** What is required **
Repeat, exactly and completely, the entries shown underneath.

>> start

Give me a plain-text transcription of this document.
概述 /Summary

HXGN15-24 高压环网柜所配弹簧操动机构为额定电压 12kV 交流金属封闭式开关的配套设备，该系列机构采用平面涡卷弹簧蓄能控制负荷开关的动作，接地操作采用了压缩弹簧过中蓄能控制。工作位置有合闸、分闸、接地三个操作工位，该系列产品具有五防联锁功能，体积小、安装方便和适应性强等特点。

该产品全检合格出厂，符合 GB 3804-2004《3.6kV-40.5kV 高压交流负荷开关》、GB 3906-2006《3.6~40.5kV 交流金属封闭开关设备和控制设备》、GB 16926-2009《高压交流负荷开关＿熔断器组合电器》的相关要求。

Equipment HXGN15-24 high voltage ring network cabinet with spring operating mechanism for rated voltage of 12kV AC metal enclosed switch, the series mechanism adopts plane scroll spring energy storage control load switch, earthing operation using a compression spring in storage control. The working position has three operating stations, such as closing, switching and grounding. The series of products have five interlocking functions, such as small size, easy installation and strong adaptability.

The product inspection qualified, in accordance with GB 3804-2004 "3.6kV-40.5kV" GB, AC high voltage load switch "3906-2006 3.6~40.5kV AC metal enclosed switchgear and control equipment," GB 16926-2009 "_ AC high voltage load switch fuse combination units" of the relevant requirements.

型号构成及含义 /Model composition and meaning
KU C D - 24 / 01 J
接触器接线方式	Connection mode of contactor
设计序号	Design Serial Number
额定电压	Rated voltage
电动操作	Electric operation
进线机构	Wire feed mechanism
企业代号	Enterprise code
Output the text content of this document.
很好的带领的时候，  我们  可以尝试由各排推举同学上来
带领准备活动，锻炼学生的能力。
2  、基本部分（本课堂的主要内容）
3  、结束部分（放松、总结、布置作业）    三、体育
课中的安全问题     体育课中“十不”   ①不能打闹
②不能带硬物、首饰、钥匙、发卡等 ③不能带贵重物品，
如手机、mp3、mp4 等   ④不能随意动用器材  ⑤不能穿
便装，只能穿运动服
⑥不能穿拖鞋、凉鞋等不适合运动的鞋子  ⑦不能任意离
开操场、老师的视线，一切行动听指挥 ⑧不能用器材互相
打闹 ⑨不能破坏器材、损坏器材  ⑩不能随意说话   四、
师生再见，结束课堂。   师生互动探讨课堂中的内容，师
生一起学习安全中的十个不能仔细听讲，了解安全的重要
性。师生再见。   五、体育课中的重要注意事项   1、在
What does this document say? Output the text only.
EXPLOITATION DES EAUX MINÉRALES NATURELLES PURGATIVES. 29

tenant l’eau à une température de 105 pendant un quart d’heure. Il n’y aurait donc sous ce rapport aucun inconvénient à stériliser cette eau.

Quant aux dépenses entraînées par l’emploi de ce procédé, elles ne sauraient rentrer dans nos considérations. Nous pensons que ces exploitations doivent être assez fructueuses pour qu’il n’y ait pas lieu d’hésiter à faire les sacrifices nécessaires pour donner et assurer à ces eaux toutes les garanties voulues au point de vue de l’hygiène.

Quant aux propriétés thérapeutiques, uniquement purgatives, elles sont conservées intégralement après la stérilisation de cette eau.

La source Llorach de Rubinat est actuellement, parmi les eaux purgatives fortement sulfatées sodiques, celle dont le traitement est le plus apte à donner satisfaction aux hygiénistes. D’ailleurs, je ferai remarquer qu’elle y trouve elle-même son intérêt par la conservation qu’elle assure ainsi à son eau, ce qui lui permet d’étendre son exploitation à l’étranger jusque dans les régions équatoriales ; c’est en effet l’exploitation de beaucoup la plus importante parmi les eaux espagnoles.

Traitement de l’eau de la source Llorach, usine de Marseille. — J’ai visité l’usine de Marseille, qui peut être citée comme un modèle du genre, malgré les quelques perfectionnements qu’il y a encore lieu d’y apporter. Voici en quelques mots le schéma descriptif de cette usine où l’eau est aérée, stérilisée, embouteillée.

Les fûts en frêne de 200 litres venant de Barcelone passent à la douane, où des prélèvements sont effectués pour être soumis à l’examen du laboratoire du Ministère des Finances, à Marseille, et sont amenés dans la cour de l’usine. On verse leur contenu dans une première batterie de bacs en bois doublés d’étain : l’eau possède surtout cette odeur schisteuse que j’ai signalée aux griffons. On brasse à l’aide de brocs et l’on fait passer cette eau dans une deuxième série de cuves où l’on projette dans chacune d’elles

>> end

** Completed exercise **
Give me a plain-text transcription of this document.
概述 /Summary

HXGN15-24 高压环网柜所配弹簧操动机构为额定电压 12kV 交流金属封闭式开关的配套设备，该系列机构采用平面涡卷弹簧蓄能控制负荷开关的动作，接地操作采用了压缩弹簧过中蓄能控制。工作位置有合闸、分闸、接地三个操作工位，该系列产品具有五防联锁功能，体积小、安装方便和适应性强等特点。

该产品全检合格出厂，符合 GB 3804-2004《3.6kV-40.5kV 高压交流负荷开关》、GB 3906-2006《3.6~40.5kV 交流金属封闭开关设备和控制设备》、GB 16926-2009《高压交流负荷开关＿熔断器组合电器》的相关要求。

Equipment HXGN15-24 high voltage ring network cabinet with spring operating mechanism for rated voltage of 12kV AC metal enclosed switch, the series mechanism adopts plane scroll spring energy storage control load switch, earthing operation using a compression spring in storage control. The working position has three operating stations, such as closing, switching and grounding. The series of products have five interlocking functions, such as small size, easy installation and strong adaptability.

The product inspection qualified, in accordance with GB 3804-2004 "3.6kV-40.5kV" GB, AC high voltage load switch "3906-2006 3.6~40.5kV AC metal enclosed switchgear and control equipment," GB 16926-2009 "_ AC high voltage load switch fuse combination units" of the relevant requirements.

型号构成及含义 /Model composition and meaning
KU C D - 24 / 01 J
接触器接线方式	Connection mode of contactor
设计序号	Design Serial Number
额定电压	Rated voltage
电动操作	Electric operation
进线机构	Wire feed mechanism
企业代号	Enterprise code
Output the text content of this document.
很好的带领的时候，  我们  可以尝试由各排推举同学上来
带领准备活动，锻炼学生的能力。
2  、基本部分（本课堂的主要内容）
3  、结束部分（放松、总结、布置作业）    三、体育
课中的安全问题     体育课中“十不”   ①不能打闹
②不能带硬物、首饰、钥匙、发卡等 ③不能带贵重物品，
如手机、mp3、mp4 等   ④不能随意动用器材  ⑤不能穿
便装，只能穿运动服
⑥不能穿拖鞋、凉鞋等不适合运动的鞋子  ⑦不能任意离
开操场、老师的视线，一切行动听指挥 ⑧不能用器材互相
打闹 ⑨不能破坏器材、损坏器材  ⑩不能随意说话   四、
师生再见，结束课堂。   师生互动探讨课堂中的内容，师
生一起学习安全中的十个不能仔细听讲，了解安全的重要
性。师生再见。   五、体育课中的重要注意事项   1、在
What does this document say? Output the text only.
EXPLOITATION DES EAUX MINÉRALES NATURELLES PURGATIVES. 29

tenant l’eau à une température de 105 pendant un quart d’heure. Il n’y aurait donc sous ce rapport aucun inconvénient à stériliser cette eau.

Quant aux dépenses entraînées par l’emploi de ce procédé, elles ne sauraient rentrer dans nos considérations. Nous pensons que ces exploitations doivent être assez fructueuses pour qu’il n’y ait pas lieu d’hésiter à faire les sacrifices nécessaires pour donner et assurer à ces eaux toutes les garanties voulues au point de vue de l’hygiène.

Quant aux propriétés thérapeutiques, uniquement purgatives, elles sont conservées intégralement après la stérilisation de cette eau.

La source Llorach de Rubinat est actuellement, parmi les eaux purgatives fortement sulfatées sodiques, celle dont le traitement est le plus apte à donner satisfaction aux hygiénistes. D’ailleurs, je ferai remarquer qu’elle y trouve elle-même son intérêt par la conservation qu’elle assure ainsi à son eau, ce qui lui permet d’étendre son exploitation à l’étranger jusque dans les régions équatoriales ; c’est en effet l’exploitation de beaucoup la plus importante parmi les eaux espagnoles.

Traitement de l’eau de la source Llorach, usine de Marseille. — J’ai visité l’usine de Marseille, qui peut être citée comme un modèle du genre, malgré les quelques perfectionnements qu’il y a encore lieu d’y apporter. Voici en quelques mots le schéma descriptif de cette usine où l’eau est aérée, stérilisée, embouteillée.

Les fûts en frêne de 200 litres venant de Barcelone passent à la douane, où des prélèvements sont effectués pour être soumis à l’examen du laboratoire du Ministère des Finances, à Marseille, et sont amenés dans la cour de l’usine. On verse leur contenu dans une première batterie de bacs en bois doublés d’étain : l’eau possède surtout cette odeur schisteuse que j’ai signalée aux griffons. On brasse à l’aide de brocs et l’on fait passer cette eau dans une deuxième série de cuves où l’on projette dans chacune d’elles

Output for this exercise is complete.